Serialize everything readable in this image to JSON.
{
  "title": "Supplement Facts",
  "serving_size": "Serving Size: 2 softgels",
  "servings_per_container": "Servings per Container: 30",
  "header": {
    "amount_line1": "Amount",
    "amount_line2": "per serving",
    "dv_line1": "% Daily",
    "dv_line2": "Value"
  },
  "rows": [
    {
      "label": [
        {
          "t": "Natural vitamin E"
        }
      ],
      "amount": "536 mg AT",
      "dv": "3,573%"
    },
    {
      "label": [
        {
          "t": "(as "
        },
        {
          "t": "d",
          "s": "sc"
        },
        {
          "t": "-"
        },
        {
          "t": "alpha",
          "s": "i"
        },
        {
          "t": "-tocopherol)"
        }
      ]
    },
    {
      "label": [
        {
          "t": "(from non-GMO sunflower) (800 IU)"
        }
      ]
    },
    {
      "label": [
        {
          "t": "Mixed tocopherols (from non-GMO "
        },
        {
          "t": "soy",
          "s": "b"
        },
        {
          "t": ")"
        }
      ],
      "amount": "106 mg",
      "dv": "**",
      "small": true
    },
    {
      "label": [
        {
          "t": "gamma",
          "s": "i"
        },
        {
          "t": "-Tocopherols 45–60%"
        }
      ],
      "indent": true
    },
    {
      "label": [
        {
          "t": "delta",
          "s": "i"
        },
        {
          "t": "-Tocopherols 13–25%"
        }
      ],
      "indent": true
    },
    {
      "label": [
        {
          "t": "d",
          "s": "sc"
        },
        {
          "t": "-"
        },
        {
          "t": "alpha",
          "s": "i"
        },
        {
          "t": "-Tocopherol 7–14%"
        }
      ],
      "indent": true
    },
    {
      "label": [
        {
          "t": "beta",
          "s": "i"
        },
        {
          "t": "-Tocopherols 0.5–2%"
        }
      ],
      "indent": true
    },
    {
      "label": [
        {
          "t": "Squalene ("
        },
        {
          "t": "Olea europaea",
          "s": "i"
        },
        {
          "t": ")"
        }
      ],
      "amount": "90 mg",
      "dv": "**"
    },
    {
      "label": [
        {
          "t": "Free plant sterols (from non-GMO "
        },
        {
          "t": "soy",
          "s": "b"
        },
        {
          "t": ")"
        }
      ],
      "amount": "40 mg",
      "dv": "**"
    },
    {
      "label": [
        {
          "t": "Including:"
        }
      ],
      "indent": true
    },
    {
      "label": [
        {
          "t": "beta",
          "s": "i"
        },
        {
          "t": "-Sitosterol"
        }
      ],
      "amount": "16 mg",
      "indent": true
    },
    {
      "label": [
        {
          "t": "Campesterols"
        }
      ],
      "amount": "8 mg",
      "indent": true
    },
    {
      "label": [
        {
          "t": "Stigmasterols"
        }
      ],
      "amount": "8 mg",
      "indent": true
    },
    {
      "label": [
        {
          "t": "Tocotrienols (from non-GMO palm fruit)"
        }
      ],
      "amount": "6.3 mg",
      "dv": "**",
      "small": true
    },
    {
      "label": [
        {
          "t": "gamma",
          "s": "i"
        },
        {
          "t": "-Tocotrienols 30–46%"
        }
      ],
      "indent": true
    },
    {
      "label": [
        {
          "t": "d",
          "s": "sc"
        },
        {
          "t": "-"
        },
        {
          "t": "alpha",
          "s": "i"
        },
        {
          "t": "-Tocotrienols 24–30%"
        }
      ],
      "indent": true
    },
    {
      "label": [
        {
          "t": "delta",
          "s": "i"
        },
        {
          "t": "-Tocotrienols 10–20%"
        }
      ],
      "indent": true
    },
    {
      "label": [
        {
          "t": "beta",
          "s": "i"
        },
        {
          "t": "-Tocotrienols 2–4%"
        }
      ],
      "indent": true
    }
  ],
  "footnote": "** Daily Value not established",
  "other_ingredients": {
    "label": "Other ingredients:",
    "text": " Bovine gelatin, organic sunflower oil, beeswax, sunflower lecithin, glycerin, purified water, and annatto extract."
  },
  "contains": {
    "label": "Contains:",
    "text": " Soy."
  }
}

__STATED TASK__.
Reproduce the material above without altering a single character.

__THE ANSWER__.
Serialize everything readable in this image to JSON.
{
  "title": "Supplement Facts",
  "serving_size": "Serving Size: 2 softgels",
  "servings_per_container": "Servings per Container: 30",
  "header": {
    "amount_line1": "Amount",
    "amount_line2": "per serving",
    "dv_line1": "% Daily",
    "dv_line2": "Value"
  },
  "rows": [
    {
      "label": [
        {
          "t": "Natural vitamin E"
        }
      ],
      "amount": "536 mg AT",
      "dv": "3,573%"
    },
    {
      "label": [
        {
          "t": "(as "
        },
        {
          "t": "d",
          "s": "sc"
        },
        {
          "t": "-"
        },
        {
          "t": "alpha",
          "s": "i"
        },
        {
          "t": "-tocopherol)"
        }
      ]
    },
    {
      "label": [
        {
          "t": "(from non-GMO sunflower) (800 IU)"
        }
      ]
    },
    {
      "label": [
        {
          "t": "Mixed tocopherols (from non-GMO "
        },
        {
          "t": "soy",
          "s": "b"
        },
        {
          "t": ")"
        }
      ],
      "amount": "106 mg",
      "dv": "**",
      "small": true
    },
    {
      "label": [
        {
          "t": "gamma",
          "s": "i"
        },
        {
          "t": "-Tocopherols 45–60%"
        }
      ],
      "indent": true
    },
    {
      "label": [
        {
          "t": "delta",
          "s": "i"
        },
        {
          "t": "-Tocopherols 13–25%"
        }
      ],
      "indent": true
    },
    {
      "label": [
        {
          "t": "d",
          "s": "sc"
        },
        {
          "t": "-"
        },
        {
          "t": "alpha",
          "s": "i"
        },
        {
          "t": "-Tocopherol 7–14%"
        }
      ],
      "indent": true
    },
    {
      "label": [
        {
          "t": "beta",
          "s": "i"
        },
        {
          "t": "-Tocopherols 0.5–2%"
        }
      ],
      "indent": true
    },
    {
      "label": [
        {
          "t": "Squalene ("
        },
        {
          "t": "Olea europaea",
          "s": "i"
        },
        {
          "t": ")"
        }
      ],
      "amount": "90 mg",
      "dv": "**"
    },
    {
      "label": [
        {
          "t": "Free plant sterols (from non-GMO "
        },
        {
          "t": "soy",
          "s": "b"
        },
        {
          "t": ")"
        }
      ],
      "amount": "40 mg",
      "dv": "**"
    },
    {
      "label": [
        {
          "t": "Including:"
        }
      ],
      "indent": true
    },
    {
      "label": [
        {
          "t": "beta",
          "s": "i"
        },
        {
          "t": "-Sitosterol"
        }
      ],
      "amount": "16 mg",
      "indent": true
    },
    {
      "label": [
        {
          "t": "Campesterols"
        }
      ],
      "amount": "8 mg",
      "indent": true
    },
    {
      "label": [
        {
          "t": "Stigmasterols"
        }
      ],
      "amount": "8 mg",
      "indent": true
    },
    {
      "label": [
        {
          "t": "Tocotrienols (from non-GMO palm fruit)"
        }
      ],
      "amount": "6.3 mg",
      "dv": "**",
      "small": true
    },
    {
      "label": [
        {
          "t": "gamma",
          "s": "i"
        },
        {
          "t": "-Tocotrienols 30–46%"
        }
      ],
      "indent": true
    },
    {
      "label": [
        {
          "t": "d",
          "s": "sc"
        },
        {
          "t": "-"
        },
        {
          "t": "alpha",
          "s": "i"
        },
        {
          "t": "-Tocotrienols 24–30%"
        }
      ],
      "indent": true
    },
    {
      "label": [
        {
          "t": "delta",
          "s": "i"
        },
        {
          "t": "-Tocotrienols 10–20%"
        }
      ],
      "indent": true
    },
    {
      "label": [
        {
          "t": "beta",
          "s": "i"
        },
        {
          "t": "-Tocotrienols 2–4%"
        }
      ],
      "indent": true
    }
  ],
  "footnote": "** Daily Value not established",
  "other_ingredients": {
    "label": "Other ingredients:",
    "text": " Bovine gelatin, organic sunflower oil, beeswax, sunflower lecithin, glycerin, purified water, and annatto extract."
  },
  "contains": {
    "label": "Contains:",
    "text": " Soy."
  }
}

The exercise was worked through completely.